### Goal
Copy every line from the one containing "Extract all readable text from this page." through the last line of the records below, both included, and nothing else.

______

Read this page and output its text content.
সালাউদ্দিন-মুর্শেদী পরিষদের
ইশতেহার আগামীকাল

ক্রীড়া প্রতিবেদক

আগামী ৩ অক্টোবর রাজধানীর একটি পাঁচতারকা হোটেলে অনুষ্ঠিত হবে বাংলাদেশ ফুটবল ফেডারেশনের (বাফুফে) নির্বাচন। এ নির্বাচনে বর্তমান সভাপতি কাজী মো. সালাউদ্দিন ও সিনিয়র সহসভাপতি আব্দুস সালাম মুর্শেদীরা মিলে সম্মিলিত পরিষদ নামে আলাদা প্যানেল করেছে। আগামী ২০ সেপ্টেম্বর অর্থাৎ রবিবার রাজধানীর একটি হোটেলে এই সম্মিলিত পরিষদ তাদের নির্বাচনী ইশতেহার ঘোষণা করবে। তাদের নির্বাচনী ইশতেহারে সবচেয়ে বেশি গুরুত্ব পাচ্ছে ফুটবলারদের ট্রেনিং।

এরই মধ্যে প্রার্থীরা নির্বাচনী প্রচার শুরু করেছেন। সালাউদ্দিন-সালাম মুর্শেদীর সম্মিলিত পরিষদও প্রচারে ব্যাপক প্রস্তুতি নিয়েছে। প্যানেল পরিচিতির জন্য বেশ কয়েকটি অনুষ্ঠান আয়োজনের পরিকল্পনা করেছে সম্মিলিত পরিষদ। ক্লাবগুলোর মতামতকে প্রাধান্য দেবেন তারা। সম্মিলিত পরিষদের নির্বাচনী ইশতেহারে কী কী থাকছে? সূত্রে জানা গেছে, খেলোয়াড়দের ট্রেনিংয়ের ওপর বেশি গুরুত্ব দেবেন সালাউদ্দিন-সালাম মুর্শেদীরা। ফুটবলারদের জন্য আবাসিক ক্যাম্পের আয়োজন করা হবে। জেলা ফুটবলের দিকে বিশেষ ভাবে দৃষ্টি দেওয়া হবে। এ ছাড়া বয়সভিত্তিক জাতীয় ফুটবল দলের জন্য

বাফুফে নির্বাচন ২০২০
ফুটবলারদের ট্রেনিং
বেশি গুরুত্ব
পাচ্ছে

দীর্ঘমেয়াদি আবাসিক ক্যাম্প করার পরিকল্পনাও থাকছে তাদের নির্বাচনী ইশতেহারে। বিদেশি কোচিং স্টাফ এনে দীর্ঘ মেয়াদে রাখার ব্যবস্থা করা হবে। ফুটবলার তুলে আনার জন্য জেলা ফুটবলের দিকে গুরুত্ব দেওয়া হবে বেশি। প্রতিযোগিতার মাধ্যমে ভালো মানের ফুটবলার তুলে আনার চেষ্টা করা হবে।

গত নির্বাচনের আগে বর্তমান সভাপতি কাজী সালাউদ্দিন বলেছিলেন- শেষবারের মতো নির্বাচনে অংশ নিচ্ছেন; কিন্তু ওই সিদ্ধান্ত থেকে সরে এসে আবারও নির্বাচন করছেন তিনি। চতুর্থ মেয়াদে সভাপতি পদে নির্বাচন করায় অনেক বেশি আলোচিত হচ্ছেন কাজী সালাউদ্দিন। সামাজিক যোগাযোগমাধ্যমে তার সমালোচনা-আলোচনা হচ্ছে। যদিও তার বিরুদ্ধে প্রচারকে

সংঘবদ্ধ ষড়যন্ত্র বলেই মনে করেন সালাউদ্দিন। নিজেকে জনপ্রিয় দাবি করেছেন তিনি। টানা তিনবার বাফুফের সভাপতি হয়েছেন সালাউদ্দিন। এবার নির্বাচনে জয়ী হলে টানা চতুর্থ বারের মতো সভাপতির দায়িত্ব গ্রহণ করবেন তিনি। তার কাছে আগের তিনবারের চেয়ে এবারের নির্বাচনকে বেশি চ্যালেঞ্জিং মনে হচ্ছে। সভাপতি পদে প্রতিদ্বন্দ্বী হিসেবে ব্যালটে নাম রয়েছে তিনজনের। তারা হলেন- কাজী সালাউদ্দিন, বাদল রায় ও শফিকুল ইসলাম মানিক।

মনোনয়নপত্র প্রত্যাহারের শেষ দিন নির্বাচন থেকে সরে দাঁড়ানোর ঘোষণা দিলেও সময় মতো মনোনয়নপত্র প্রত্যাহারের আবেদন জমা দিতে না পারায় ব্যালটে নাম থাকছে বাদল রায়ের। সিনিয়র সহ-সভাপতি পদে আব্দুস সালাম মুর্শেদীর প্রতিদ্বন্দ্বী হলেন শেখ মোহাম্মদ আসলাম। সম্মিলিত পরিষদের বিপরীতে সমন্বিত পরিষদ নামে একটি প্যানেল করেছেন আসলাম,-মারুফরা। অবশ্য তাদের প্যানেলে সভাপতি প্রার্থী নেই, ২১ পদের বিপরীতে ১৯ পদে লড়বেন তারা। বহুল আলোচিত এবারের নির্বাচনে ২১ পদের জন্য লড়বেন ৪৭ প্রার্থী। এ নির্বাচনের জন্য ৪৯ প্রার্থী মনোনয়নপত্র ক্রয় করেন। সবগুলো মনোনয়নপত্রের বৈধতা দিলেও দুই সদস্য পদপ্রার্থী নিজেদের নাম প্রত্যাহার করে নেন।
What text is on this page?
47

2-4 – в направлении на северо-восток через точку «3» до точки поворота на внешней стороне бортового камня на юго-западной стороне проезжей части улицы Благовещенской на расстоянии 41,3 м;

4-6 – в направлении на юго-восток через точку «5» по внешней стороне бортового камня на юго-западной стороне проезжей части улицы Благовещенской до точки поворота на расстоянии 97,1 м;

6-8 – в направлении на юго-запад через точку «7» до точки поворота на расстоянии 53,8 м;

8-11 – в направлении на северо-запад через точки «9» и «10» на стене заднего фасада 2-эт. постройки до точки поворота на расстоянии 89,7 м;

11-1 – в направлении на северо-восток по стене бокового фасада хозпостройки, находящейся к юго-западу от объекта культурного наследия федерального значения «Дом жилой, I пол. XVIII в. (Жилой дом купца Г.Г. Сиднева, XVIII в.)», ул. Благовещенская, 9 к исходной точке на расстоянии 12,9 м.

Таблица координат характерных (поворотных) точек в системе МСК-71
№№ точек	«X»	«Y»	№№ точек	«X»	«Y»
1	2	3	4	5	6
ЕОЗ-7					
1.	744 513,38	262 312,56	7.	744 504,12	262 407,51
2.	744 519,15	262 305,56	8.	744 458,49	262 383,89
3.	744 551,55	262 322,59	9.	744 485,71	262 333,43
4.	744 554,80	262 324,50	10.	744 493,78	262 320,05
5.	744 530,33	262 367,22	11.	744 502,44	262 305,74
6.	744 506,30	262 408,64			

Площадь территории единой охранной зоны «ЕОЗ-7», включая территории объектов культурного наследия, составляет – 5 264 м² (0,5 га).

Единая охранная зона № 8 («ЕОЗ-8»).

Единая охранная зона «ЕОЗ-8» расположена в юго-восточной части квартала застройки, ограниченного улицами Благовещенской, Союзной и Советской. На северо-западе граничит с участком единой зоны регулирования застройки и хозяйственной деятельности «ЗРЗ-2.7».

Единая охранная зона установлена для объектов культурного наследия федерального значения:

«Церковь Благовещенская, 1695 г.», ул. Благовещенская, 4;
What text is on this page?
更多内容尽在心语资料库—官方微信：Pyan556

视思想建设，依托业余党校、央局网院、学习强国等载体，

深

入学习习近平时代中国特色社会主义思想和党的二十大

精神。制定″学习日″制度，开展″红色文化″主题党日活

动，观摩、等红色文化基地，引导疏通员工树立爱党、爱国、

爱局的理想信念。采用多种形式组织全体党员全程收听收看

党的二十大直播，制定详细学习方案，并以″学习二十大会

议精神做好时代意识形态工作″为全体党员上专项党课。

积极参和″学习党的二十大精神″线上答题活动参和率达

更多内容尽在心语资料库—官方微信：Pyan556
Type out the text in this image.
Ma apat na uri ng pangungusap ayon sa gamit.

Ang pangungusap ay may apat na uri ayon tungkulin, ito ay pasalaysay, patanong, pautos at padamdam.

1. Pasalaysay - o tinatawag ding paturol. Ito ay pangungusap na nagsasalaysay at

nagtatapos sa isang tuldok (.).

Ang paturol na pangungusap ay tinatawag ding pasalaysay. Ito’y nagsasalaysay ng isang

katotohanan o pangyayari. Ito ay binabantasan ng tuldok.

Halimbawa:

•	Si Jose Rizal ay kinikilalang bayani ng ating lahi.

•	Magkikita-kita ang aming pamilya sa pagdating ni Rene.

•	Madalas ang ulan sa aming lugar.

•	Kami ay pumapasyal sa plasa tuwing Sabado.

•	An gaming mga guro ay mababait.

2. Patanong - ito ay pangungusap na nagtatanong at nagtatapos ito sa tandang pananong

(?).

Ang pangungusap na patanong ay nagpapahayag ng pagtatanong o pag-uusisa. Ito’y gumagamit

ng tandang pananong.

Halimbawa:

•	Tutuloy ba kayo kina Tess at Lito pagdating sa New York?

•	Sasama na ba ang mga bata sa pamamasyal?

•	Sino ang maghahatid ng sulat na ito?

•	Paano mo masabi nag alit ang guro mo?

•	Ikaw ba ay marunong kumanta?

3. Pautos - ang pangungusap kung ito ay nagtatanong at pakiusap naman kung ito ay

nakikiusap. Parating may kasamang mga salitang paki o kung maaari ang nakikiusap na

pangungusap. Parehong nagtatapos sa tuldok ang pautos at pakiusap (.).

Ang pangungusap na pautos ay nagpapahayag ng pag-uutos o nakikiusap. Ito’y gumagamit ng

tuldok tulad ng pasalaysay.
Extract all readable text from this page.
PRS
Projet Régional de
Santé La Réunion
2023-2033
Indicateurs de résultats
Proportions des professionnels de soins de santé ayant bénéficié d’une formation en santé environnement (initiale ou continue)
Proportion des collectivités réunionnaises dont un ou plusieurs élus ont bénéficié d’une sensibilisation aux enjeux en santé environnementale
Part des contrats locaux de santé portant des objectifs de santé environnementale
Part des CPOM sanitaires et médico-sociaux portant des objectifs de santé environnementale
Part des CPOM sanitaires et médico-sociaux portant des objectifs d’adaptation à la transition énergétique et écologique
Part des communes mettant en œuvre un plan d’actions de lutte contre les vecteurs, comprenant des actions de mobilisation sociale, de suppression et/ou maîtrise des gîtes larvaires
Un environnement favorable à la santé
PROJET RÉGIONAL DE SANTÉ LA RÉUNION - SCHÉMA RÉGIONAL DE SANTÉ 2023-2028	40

______

### Solution for this exercise
Extract all readable text from this page.
PRS
Projet Régional de
Santé La Réunion
2023-2033
Indicateurs de résultats
Proportions des professionnels de soins de santé ayant bénéficié d’une formation en santé environnement (initiale ou continue)
Proportion des collectivités réunionnaises dont un ou plusieurs élus ont bénéficié d’une sensibilisation aux enjeux en santé environnementale
Part des contrats locaux de santé portant des objectifs de santé environnementale
Part des CPOM sanitaires et médico-sociaux portant des objectifs de santé environnementale
Part des CPOM sanitaires et médico-sociaux portant des objectifs d’adaptation à la transition énergétique et écologique
Part des communes mettant en œuvre un plan d’actions de lutte contre les vecteurs, comprenant des actions de mobilisation sociale, de suppression et/ou maîtrise des gîtes larvaires
Un environnement favorable à la santé
PROJET RÉGIONAL DE SANTÉ LA RÉUNION - SCHÉMA RÉGIONAL DE SANTÉ 2023-2028	40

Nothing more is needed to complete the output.